Sunday, 5 April 2015

547. Gallipoli, Armenia, Poppies, Roses And Muntjacs.


  The events at Gallipoli in 1915 are usually depicted from the British-Australian-New Zealand perspective in a collection of Commonwealth stamps but, as mentioned in Blog 541, an opposing viewpoint was given in a single stamp issued by The Turkish Republic Of Northern Cyprus on one stamp which commemorated the centenary of the Turkish naval victory at Gallipoli. The stamp, depicted above, was designed by GK Sonmezer and printed in lithography. Stamp collecting can certainly broaden one's understanding of the world and help one to realise that history does not necessarily have a single way of seeing past events.

• Input for this task
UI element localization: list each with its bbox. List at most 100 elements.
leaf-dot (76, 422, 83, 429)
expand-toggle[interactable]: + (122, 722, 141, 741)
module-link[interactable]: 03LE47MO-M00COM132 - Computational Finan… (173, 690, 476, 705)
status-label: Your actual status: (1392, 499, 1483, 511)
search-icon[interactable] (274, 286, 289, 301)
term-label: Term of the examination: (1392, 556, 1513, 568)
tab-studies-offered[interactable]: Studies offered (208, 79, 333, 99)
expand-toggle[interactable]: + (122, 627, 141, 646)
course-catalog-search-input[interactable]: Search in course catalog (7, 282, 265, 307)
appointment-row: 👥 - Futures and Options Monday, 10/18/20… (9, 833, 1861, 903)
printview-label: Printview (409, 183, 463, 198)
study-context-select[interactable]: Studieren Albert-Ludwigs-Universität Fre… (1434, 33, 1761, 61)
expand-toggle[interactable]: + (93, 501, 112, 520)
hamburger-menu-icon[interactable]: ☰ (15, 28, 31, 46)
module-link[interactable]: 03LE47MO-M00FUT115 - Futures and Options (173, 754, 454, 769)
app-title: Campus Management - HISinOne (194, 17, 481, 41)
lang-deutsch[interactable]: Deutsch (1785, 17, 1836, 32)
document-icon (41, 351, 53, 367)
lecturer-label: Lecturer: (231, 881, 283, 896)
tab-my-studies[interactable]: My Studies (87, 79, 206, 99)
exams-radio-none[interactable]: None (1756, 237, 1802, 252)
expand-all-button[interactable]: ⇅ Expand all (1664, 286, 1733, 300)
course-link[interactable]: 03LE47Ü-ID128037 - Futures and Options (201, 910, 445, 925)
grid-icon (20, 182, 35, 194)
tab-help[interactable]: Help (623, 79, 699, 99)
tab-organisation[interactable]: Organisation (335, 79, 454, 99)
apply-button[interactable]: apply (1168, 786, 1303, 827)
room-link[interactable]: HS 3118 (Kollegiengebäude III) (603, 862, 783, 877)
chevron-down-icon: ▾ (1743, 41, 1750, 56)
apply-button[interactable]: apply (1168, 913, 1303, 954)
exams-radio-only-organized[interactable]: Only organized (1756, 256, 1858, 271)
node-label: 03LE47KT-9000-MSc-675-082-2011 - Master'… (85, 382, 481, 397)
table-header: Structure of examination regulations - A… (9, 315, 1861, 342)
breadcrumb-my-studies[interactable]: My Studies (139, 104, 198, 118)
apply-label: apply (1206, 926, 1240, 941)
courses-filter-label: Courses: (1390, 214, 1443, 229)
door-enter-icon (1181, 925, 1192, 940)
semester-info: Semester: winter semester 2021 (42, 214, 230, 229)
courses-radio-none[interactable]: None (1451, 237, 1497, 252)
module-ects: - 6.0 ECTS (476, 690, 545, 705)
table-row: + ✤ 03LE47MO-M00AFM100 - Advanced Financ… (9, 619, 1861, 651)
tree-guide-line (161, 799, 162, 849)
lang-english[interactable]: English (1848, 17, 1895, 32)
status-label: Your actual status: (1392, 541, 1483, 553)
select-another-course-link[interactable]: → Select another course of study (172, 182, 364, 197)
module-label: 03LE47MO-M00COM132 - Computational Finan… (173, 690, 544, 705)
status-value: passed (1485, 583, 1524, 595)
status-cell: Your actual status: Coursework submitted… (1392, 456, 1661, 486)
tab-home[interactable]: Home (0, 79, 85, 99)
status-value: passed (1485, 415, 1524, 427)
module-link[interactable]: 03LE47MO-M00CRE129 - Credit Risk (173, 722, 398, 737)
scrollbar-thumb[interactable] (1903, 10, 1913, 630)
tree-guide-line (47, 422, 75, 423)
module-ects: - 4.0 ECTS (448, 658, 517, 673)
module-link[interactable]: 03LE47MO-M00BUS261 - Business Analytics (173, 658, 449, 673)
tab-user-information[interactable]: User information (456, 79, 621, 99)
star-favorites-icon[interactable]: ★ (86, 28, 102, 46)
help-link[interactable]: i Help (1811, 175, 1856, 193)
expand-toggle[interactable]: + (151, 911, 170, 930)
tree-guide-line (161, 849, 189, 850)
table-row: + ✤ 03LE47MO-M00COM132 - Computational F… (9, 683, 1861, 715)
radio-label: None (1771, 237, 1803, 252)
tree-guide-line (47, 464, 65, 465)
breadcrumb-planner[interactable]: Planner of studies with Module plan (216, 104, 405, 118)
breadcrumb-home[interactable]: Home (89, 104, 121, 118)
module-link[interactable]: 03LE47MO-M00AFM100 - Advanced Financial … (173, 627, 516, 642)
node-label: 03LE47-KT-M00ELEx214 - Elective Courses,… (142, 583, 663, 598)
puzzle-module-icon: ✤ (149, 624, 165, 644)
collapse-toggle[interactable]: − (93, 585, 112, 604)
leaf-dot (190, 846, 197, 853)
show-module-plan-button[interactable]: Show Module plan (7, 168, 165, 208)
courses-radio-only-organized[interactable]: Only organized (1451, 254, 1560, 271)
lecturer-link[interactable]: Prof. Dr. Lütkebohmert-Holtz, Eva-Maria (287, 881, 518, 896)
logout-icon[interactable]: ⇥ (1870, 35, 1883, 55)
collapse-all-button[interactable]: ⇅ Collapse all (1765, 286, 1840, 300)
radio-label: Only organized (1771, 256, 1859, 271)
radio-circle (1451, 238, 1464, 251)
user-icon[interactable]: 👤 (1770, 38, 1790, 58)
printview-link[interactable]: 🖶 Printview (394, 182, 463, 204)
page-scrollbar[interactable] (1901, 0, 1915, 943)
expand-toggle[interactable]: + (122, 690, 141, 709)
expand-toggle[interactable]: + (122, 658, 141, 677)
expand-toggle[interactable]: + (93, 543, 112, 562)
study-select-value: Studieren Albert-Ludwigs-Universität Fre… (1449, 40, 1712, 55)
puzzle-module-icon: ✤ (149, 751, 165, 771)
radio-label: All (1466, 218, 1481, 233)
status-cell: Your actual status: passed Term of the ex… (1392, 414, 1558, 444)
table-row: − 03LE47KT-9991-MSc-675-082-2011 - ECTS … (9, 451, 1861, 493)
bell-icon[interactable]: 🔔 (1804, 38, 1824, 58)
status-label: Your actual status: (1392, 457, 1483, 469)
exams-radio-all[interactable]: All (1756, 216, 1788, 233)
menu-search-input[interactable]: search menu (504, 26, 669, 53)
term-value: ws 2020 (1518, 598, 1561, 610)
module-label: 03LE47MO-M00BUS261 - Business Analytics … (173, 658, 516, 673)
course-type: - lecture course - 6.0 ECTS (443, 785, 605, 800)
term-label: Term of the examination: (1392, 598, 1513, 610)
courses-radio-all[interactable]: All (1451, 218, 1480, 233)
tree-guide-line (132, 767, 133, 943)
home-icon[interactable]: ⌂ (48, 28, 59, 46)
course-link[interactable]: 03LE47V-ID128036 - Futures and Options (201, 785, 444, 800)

• Problem A
Print the blog post from "Sunday, 5 April" to "seeing past events.", inclusive.
• Problem B
List every line in the rows that contains the string "radio", matching case exactly.

• Task answer A
Sunday, 5 April 2015

547. Gallipoli, Armenia, Poppies, Roses And Muntjacs.


  The events at Gallipoli in 1915 are usually depicted from the British-Australian-New Zealand perspective in a collection of Commonwealth stamps but, as mentioned in Blog 541, an opposing viewpoint was given in a single stamp issued by The Turkish Republic Of Northern Cyprus on one stamp which commemorated the centenary of the Turkish naval victory at Gallipoli. The stamp, depicted above, was designed by GK Sonmezer and printed in lithography. Stamp collecting can certainly broaden one's understanding of the world and help one to realise that history does not necessarily have a single way of seeing past events.

• Task answer B
exams-radio-none[interactable]: None (1756, 237, 1802, 252)
exams-radio-only-organized[interactable]: Only organized (1756, 256, 1858, 271)
courses-radio-none[interactable]: None (1451, 237, 1497, 252)
radio-label: None (1771, 237, 1803, 252)
courses-radio-only-organized[interactable]: Only organized (1451, 254, 1560, 271)
radio-label: Only organized (1771, 256, 1859, 271)
radio-circle (1451, 238, 1464, 251)
radio-label: All (1466, 218, 1481, 233)
exams-radio-all[interactable]: All (1756, 216, 1788, 233)
courses-radio-all[interactable]: All (1451, 218, 1480, 233)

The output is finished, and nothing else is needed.